### Raw records:
(begin)
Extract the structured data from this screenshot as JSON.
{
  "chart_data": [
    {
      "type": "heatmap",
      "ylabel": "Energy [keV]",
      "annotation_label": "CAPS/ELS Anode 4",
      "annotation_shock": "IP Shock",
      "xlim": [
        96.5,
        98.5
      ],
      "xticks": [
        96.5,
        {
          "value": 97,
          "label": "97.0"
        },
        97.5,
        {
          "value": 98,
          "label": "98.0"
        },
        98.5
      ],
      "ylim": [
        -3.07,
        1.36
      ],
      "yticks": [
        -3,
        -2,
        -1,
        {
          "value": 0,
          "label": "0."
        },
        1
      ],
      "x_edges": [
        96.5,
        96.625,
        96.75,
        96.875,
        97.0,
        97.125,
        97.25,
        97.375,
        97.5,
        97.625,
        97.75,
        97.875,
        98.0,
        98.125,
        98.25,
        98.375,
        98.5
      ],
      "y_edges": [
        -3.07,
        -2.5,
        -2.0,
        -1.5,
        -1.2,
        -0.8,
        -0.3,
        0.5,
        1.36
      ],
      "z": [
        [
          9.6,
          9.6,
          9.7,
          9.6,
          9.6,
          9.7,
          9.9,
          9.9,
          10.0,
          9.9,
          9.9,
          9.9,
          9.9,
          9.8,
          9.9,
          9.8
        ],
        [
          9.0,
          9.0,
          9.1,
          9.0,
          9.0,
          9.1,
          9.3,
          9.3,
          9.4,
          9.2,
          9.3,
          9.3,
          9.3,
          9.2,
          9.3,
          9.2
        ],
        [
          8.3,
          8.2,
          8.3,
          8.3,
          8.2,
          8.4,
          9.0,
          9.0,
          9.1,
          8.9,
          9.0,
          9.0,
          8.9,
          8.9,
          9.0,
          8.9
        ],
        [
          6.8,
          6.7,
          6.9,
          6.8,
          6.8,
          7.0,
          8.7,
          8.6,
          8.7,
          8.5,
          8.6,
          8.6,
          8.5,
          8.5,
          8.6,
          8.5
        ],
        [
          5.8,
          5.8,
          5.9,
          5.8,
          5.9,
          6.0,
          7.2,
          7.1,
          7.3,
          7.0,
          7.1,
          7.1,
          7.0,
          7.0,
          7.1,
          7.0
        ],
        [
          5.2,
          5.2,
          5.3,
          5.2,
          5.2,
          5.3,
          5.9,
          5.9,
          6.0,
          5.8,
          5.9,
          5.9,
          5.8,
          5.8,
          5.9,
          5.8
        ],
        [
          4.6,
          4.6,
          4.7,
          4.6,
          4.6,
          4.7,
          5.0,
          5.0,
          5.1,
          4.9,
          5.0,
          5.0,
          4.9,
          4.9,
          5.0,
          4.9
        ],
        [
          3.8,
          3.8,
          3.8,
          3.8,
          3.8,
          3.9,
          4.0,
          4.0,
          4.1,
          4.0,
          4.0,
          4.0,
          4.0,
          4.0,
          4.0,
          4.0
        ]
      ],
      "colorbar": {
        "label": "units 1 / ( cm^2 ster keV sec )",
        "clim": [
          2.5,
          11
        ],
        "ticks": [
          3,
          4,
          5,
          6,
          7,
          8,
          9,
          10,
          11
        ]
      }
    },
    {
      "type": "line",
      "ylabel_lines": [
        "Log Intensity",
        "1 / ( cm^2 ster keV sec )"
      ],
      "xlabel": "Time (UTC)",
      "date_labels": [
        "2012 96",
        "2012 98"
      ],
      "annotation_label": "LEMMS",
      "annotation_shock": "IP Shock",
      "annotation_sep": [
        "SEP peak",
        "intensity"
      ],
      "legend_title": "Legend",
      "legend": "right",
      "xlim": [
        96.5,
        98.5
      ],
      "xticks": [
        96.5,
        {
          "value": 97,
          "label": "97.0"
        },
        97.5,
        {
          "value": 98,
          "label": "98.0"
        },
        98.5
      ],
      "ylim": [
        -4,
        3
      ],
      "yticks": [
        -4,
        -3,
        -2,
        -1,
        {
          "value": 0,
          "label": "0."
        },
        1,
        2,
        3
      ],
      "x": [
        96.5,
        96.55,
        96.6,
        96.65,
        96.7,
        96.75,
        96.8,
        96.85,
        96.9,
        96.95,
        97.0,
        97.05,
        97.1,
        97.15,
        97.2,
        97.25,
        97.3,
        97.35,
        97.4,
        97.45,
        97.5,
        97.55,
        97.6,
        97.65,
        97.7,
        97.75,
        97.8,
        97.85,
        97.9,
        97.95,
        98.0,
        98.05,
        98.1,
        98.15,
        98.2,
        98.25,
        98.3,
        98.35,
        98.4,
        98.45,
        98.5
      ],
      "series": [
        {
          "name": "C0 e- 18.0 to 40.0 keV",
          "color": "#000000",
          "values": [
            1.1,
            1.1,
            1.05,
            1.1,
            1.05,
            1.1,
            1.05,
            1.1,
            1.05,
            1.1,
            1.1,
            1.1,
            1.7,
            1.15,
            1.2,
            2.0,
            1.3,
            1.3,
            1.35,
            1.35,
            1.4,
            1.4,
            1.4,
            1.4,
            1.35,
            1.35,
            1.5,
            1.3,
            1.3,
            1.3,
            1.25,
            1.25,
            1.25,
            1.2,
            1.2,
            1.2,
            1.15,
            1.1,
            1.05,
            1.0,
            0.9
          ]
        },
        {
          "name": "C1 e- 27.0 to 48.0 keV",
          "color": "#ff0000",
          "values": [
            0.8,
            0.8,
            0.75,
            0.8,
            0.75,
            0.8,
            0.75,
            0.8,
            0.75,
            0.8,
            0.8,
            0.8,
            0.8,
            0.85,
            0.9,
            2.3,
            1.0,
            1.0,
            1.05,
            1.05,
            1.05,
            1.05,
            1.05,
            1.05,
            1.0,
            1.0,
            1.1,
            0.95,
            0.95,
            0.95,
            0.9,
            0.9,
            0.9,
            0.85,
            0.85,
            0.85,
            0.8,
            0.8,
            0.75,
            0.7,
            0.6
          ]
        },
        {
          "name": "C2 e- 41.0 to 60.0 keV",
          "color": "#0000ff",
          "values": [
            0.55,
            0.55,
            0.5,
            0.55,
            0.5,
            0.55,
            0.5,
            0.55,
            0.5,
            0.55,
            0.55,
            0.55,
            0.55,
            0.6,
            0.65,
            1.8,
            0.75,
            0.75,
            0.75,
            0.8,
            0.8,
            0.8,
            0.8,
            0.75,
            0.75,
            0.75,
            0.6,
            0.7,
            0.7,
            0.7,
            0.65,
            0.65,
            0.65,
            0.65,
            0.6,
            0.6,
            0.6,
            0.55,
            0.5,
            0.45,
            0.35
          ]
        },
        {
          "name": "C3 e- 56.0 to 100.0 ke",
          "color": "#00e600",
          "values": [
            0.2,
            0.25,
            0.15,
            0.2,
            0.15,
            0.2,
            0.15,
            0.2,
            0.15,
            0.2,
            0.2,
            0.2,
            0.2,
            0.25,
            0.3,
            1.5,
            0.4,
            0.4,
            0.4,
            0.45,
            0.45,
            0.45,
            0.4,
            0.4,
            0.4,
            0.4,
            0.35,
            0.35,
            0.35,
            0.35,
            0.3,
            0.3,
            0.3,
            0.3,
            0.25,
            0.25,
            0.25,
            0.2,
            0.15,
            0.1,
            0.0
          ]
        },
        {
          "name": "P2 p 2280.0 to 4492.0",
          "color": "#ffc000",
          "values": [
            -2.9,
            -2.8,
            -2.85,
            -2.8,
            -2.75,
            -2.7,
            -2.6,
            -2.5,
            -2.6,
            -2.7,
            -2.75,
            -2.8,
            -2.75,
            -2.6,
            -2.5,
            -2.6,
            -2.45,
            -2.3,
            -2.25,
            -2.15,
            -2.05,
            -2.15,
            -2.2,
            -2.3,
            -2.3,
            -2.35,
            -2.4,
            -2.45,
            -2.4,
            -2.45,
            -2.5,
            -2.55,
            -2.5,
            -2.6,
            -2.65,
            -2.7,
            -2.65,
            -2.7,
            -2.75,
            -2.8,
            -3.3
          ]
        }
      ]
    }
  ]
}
(end)
### BRIEF:
The lines to collect are those holding the string "ster"; copy them all.

### RESULT:
        "label": "units 1 / ( cm^2 ster keV sec )",
        "1 / ( cm^2 ster keV sec )"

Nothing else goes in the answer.